Find and copy lines holding "VIII".

————————

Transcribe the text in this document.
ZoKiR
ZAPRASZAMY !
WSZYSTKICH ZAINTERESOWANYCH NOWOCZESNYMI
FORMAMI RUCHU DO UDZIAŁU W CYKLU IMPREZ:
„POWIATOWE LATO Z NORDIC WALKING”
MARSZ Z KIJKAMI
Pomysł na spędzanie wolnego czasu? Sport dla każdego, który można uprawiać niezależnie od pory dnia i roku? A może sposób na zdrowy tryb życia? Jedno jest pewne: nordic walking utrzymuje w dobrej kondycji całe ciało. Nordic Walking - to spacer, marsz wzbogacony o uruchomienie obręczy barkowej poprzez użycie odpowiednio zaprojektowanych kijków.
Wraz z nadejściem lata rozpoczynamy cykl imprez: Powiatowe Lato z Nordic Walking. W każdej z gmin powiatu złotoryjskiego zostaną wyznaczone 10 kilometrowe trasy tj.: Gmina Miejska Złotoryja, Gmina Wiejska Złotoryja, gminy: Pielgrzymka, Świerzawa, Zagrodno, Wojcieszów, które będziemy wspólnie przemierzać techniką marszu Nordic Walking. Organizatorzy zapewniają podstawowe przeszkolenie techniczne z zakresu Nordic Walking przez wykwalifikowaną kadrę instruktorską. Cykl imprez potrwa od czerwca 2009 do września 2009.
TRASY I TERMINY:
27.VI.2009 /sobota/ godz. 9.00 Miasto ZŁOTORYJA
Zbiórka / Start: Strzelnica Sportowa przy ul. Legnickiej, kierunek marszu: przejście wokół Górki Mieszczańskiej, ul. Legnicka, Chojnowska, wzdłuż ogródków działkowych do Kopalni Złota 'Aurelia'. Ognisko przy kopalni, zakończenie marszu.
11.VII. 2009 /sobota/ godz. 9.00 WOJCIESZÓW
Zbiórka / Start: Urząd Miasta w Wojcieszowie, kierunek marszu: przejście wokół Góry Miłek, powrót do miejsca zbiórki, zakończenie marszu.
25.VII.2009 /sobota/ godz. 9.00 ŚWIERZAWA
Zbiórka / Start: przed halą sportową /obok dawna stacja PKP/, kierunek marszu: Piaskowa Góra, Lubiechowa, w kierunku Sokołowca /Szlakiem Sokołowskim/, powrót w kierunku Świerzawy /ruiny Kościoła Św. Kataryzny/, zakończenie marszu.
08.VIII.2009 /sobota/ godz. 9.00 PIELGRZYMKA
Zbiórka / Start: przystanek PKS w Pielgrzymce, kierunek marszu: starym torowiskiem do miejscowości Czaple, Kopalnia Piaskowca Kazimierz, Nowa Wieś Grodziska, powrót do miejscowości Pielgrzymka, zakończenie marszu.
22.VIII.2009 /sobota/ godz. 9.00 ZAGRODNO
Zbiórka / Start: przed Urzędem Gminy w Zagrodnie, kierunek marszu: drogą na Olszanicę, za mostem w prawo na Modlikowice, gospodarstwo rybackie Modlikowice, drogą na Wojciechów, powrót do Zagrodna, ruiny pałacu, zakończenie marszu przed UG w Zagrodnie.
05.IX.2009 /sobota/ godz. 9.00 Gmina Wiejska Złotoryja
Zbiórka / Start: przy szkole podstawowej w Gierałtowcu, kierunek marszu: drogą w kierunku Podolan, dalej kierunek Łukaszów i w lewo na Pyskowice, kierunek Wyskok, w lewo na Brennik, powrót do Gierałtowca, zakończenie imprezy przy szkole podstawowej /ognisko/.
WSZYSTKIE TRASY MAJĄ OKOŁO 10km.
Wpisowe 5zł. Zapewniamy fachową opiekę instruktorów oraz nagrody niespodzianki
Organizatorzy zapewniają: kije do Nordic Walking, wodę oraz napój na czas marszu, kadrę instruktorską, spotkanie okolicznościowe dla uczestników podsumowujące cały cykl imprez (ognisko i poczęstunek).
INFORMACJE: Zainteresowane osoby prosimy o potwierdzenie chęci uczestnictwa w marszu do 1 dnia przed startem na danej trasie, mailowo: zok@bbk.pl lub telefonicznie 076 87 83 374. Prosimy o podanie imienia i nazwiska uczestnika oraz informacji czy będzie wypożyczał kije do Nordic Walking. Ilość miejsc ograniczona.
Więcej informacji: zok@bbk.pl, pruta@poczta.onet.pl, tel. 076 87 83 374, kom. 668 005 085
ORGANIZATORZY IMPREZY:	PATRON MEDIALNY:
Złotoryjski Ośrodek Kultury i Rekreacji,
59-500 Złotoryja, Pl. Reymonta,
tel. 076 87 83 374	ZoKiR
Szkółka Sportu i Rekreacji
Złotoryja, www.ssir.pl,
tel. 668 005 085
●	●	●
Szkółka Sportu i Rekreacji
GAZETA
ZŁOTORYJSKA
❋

————————

### EXERCISE ANSWER
08.VIII.2009 /sobota/ godz. 9.00 PIELGRZYMKA
22.VIII.2009 /sobota/ godz. 9.00 ZAGRODNO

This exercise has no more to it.